THE REQUEST - Repeat every record below exactly, but leave out any pictures.
BEGIN MATERIAL PROVIDED
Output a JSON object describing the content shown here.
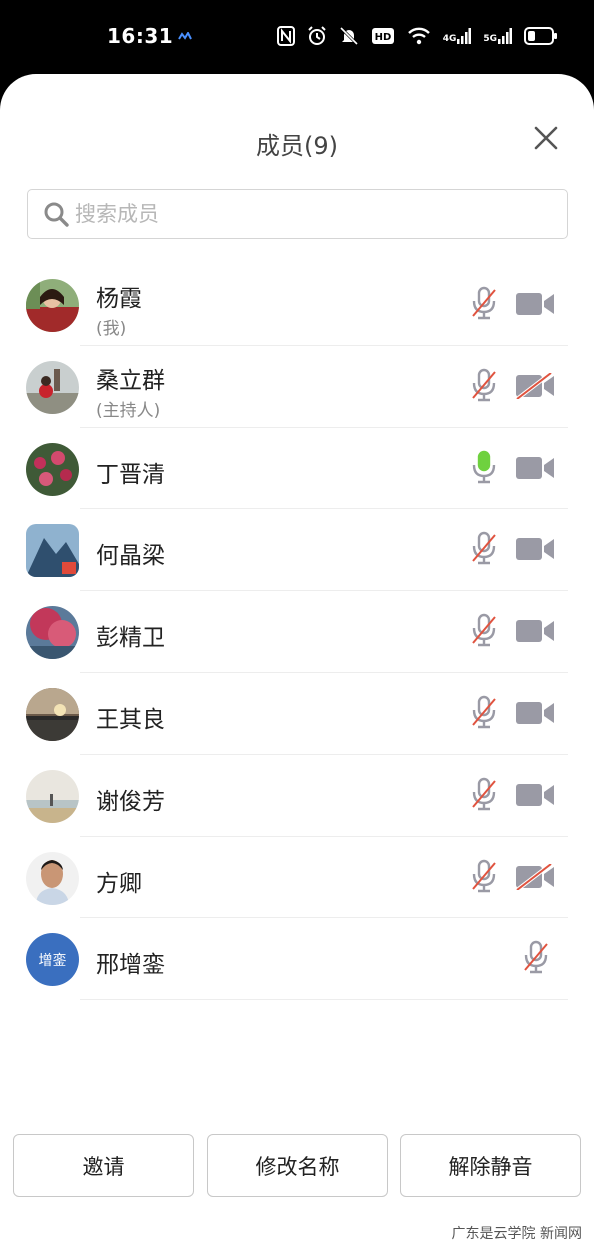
{
  "status_bar": {
    "time": "16:31",
    "net_4g": "4G",
    "net_5g": "5G"
  },
  "dialog": {
    "title": "成员(9)"
  },
  "search": {
    "placeholder": "搜索成员"
  },
  "members": [
    {
      "name": "杨霞",
      "role": "(我)",
      "mic": "muted",
      "camera": "off"
    },
    {
      "name": "桑立群",
      "role": "(主持人)",
      "mic": "muted",
      "camera": "disabled"
    },
    {
      "name": "丁晋清",
      "role": "",
      "mic": "speaking",
      "camera": "off"
    },
    {
      "name": "何晶梁",
      "role": "",
      "mic": "muted",
      "camera": "off"
    },
    {
      "name": "彭精卫",
      "role": "",
      "mic": "muted",
      "camera": "off"
    },
    {
      "name": "王其良",
      "role": "",
      "mic": "muted",
      "camera": "off"
    },
    {
      "name": "谢俊芳",
      "role": "",
      "mic": "muted",
      "camera": "off"
    },
    {
      "name": "方卿",
      "role": "",
      "mic": "muted",
      "camera": "disabled"
    },
    {
      "name": "邢增銮",
      "role": "",
      "avatar_text": "增銮",
      "mic": "muted",
      "camera": "none"
    }
  ],
  "buttons": {
    "invite": "邀请",
    "rename": "修改名称",
    "unmute": "解除静音"
  },
  "watermark": "广东是云学院 新闻网",
  "colors": {
    "accent_mic_active": "#6fd13f",
    "muted_slash": "#e0533f",
    "icon_gray": "#9a9aa5",
    "avatar_text_bg": "#3a6fbf"
  }
}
END MATERIAL PROVIDED
WRITTEN ANSWER -
Output a JSON object describing the content shown here.
{
  "status_bar": {
    "time": "16:31",
    "net_4g": "4G",
    "net_5g": "5G"
  },
  "dialog": {
    "title": "成员(9)"
  },
  "search": {
    "placeholder": "搜索成员"
  },
  "members": [
    {
      "name": "杨霞",
      "role": "(我)",
      "mic": "muted",
      "camera": "off"
    },
    {
      "name": "桑立群",
      "role": "(主持人)",
      "mic": "muted",
      "camera": "disabled"
    },
    {
      "name": "丁晋清",
      "role": "",
      "mic": "speaking",
      "camera": "off"
    },
    {
      "name": "何晶梁",
      "role": "",
      "mic": "muted",
      "camera": "off"
    },
    {
      "name": "彭精卫",
      "role": "",
      "mic": "muted",
      "camera": "off"
    },
    {
      "name": "王其良",
      "role": "",
      "mic": "muted",
      "camera": "off"
    },
    {
      "name": "谢俊芳",
      "role": "",
      "mic": "muted",
      "camera": "off"
    },
    {
      "name": "方卿",
      "role": "",
      "mic": "muted",
      "camera": "disabled"
    },
    {
      "name": "邢增銮",
      "role": "",
      "avatar_text": "增銮",
      "mic": "muted",
      "camera": "none"
    }
  ],
  "buttons": {
    "invite": "邀请",
    "rename": "修改名称",
    "unmute": "解除静音"
  },
  "watermark": "广东是云学院 新闻网",
  "colors": {
    "accent_mic_active": "#6fd13f",
    "muted_slash": "#e0533f",
    "icon_gray": "#9a9aa5",
    "avatar_text_bg": "#3a6fbf"
  }
}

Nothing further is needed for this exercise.